__Problem requirements__.
Will you print the material below without altering a single character?
_ _ _
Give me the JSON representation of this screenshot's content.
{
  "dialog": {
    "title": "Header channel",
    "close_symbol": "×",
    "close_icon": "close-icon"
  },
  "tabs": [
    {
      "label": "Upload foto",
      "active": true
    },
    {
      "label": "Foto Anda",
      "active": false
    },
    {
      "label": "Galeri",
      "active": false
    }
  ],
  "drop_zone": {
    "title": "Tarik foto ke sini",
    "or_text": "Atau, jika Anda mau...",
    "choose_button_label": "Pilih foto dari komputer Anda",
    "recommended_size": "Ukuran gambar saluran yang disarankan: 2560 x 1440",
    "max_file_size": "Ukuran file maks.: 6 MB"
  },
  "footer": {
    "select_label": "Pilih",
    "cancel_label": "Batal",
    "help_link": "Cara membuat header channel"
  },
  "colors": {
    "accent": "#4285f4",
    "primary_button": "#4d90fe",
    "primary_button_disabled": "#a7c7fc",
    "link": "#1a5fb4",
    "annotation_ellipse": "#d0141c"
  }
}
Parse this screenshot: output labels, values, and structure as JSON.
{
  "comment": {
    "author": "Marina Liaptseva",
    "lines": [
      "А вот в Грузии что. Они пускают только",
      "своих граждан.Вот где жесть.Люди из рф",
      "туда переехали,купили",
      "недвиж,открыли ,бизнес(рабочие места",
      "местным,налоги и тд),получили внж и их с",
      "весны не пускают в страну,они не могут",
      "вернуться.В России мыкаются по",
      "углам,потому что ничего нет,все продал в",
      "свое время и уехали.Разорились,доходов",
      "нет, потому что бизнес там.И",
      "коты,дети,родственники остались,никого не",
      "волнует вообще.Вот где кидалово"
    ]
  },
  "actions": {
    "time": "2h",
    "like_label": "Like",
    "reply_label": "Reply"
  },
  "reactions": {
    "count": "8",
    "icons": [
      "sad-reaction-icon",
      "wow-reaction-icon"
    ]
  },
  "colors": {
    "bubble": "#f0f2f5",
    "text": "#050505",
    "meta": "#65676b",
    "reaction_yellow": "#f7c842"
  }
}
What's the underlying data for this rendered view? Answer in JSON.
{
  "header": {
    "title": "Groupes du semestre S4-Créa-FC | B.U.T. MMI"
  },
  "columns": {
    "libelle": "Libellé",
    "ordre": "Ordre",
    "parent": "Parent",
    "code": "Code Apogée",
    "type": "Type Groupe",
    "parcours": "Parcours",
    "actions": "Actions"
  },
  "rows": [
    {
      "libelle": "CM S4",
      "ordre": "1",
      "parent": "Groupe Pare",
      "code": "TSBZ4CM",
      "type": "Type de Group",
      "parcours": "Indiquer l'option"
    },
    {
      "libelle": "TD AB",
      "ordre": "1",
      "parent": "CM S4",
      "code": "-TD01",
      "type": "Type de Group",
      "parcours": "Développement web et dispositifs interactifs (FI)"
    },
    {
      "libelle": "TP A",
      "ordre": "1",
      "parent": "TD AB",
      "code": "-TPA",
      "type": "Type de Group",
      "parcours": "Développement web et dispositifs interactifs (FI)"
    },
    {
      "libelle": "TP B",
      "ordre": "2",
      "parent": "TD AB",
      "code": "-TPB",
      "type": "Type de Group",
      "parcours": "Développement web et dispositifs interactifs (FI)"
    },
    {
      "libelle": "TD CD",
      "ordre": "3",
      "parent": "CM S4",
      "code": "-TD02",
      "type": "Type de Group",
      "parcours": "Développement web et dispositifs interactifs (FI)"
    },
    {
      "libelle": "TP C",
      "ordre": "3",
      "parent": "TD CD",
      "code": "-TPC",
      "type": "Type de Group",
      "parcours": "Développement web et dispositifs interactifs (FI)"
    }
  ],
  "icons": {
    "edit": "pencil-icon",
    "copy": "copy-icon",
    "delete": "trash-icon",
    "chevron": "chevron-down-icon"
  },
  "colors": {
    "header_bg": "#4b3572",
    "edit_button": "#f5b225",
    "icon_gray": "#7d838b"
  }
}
_ _ _
__Problem solution__.
Give me the JSON representation of this screenshot's content.
{
  "dialog": {
    "title": "Header channel",
    "close_symbol": "×",
    "close_icon": "close-icon"
  },
  "tabs": [
    {
      "label": "Upload foto",
      "active": true
    },
    {
      "label": "Foto Anda",
      "active": false
    },
    {
      "label": "Galeri",
      "active": false
    }
  ],
  "drop_zone": {
    "title": "Tarik foto ke sini",
    "or_text": "Atau, jika Anda mau...",
    "choose_button_label": "Pilih foto dari komputer Anda",
    "recommended_size": "Ukuran gambar saluran yang disarankan: 2560 x 1440",
    "max_file_size": "Ukuran file maks.: 6 MB"
  },
  "footer": {
    "select_label": "Pilih",
    "cancel_label": "Batal",
    "help_link": "Cara membuat header channel"
  },
  "colors": {
    "accent": "#4285f4",
    "primary_button": "#4d90fe",
    "primary_button_disabled": "#a7c7fc",
    "link": "#1a5fb4",
    "annotation_ellipse": "#d0141c"
  }
}
Parse this screenshot: output labels, values, and structure as JSON.
{
  "comment": {
    "author": "Marina Liaptseva",
    "lines": [
      "А вот в Грузии что. Они пускают только",
      "своих граждан.Вот где жесть.Люди из рф",
      "туда переехали,купили",
      "недвиж,открыли ,бизнес(рабочие места",
      "местным,налоги и тд),получили внж и их с",
      "весны не пускают в страну,они не могут",
      "вернуться.В России мыкаются по",
      "углам,потому что ничего нет,все продал в",
      "свое время и уехали.Разорились,доходов",
      "нет, потому что бизнес там.И",
      "коты,дети,родственники остались,никого не",
      "волнует вообще.Вот где кидалово"
    ]
  },
  "actions": {
    "time": "2h",
    "like_label": "Like",
    "reply_label": "Reply"
  },
  "reactions": {
    "count": "8",
    "icons": [
      "sad-reaction-icon",
      "wow-reaction-icon"
    ]
  },
  "colors": {
    "bubble": "#f0f2f5",
    "text": "#050505",
    "meta": "#65676b",
    "reaction_yellow": "#f7c842"
  }
}
What's the underlying data for this rendered view? Answer in JSON.
{
  "header": {
    "title": "Groupes du semestre S4-Créa-FC | B.U.T. MMI"
  },
  "columns": {
    "libelle": "Libellé",
    "ordre": "Ordre",
    "parent": "Parent",
    "code": "Code Apogée",
    "type": "Type Groupe",
    "parcours": "Parcours",
    "actions": "Actions"
  },
  "rows": [
    {
      "libelle": "CM S4",
      "ordre": "1",
      "parent": "Groupe Pare",
      "code": "TSBZ4CM",
      "type": "Type de Group",
      "parcours": "Indiquer l'option"
    },
    {
      "libelle": "TD AB",
      "ordre": "1",
      "parent": "CM S4",
      "code": "-TD01",
      "type": "Type de Group",
      "parcours": "Développement web et dispositifs interactifs (FI)"
    },
    {
      "libelle": "TP A",
      "ordre": "1",
      "parent": "TD AB",
      "code": "-TPA",
      "type": "Type de Group",
      "parcours": "Développement web et dispositifs interactifs (FI)"
    },
    {
      "libelle": "TP B",
      "ordre": "2",
      "parent": "TD AB",
      "code": "-TPB",
      "type": "Type de Group",
      "parcours": "Développement web et dispositifs interactifs (FI)"
    },
    {
      "libelle": "TD CD",
      "ordre": "3",
      "parent": "CM S4",
      "code": "-TD02",
      "type": "Type de Group",
      "parcours": "Développement web et dispositifs interactifs (FI)"
    },
    {
      "libelle": "TP C",
      "ordre": "3",
      "parent": "TD CD",
      "code": "-TPC",
      "type": "Type de Group",
      "parcours": "Développement web et dispositifs interactifs (FI)"
    }
  ],
  "icons": {
    "edit": "pencil-icon",
    "copy": "copy-icon",
    "delete": "trash-icon",
    "chevron": "chevron-down-icon"
  },
  "colors": {
    "header_bg": "#4b3572",
    "edit_button": "#f5b225",
    "icon_gray": "#7d838b"
  }
}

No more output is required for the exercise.